[The problem]:
Reproduce each line from the records that holds "reliably".

[Listing]:

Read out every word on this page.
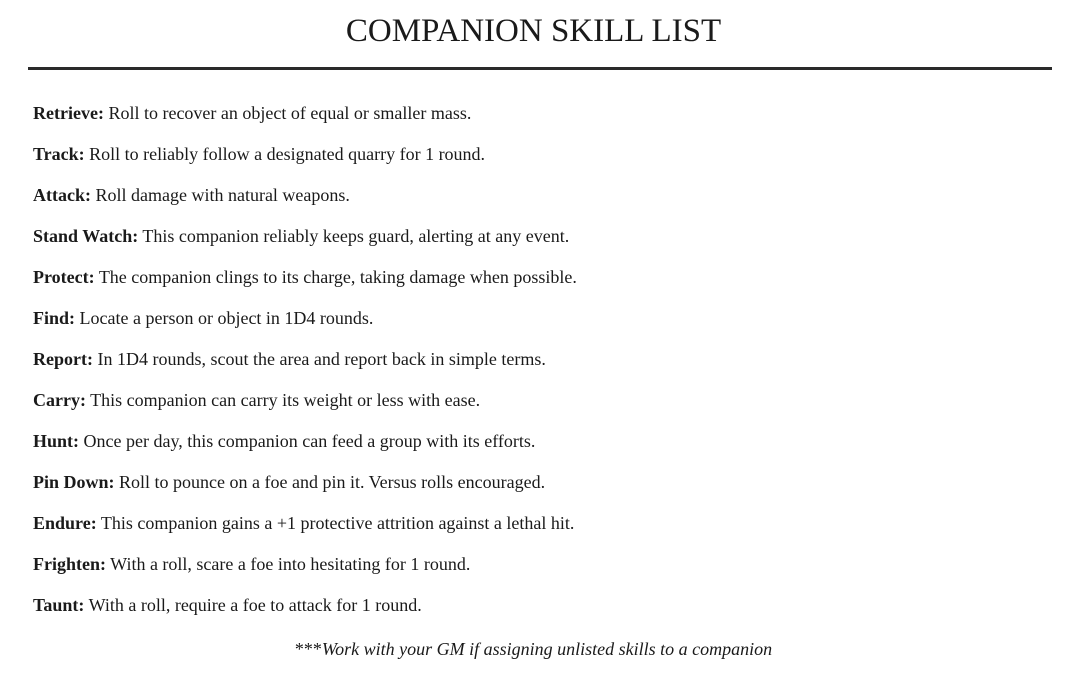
COMPANION SKILL LIST
Retrieve: Roll to recover an object of equal or smaller mass.
Track: Roll to reliably follow a designated quarry for 1 round.
Attack: Roll damage with natural weapons.
Stand Watch: This companion reliably keeps guard, alerting at any event.
Protect: The companion clings to its charge, taking damage when possible.
Find: Locate a person or object in 1D4 rounds.
Report: In 1D4 rounds, scout the area and report back in simple terms.
Carry: This companion can carry its weight or less with ease.
Hunt: Once per day, this companion can feed a group with its efforts.
Pin Down: Roll to pounce on a foe and pin it. Versus rolls encouraged.
Endure: This companion gains a +1 protective attrition against a lethal hit.
Frighten: With a roll, scare a foe into hesitating for 1 round.
Taunt: With a roll, require a foe to attack for 1 round.
***Work with your GM if assigning unlisted skills to a companion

[Response]:
Track: Roll to reliably follow a designated quarry for 1 round.
Stand Watch: This companion reliably keeps guard, alerting at any event.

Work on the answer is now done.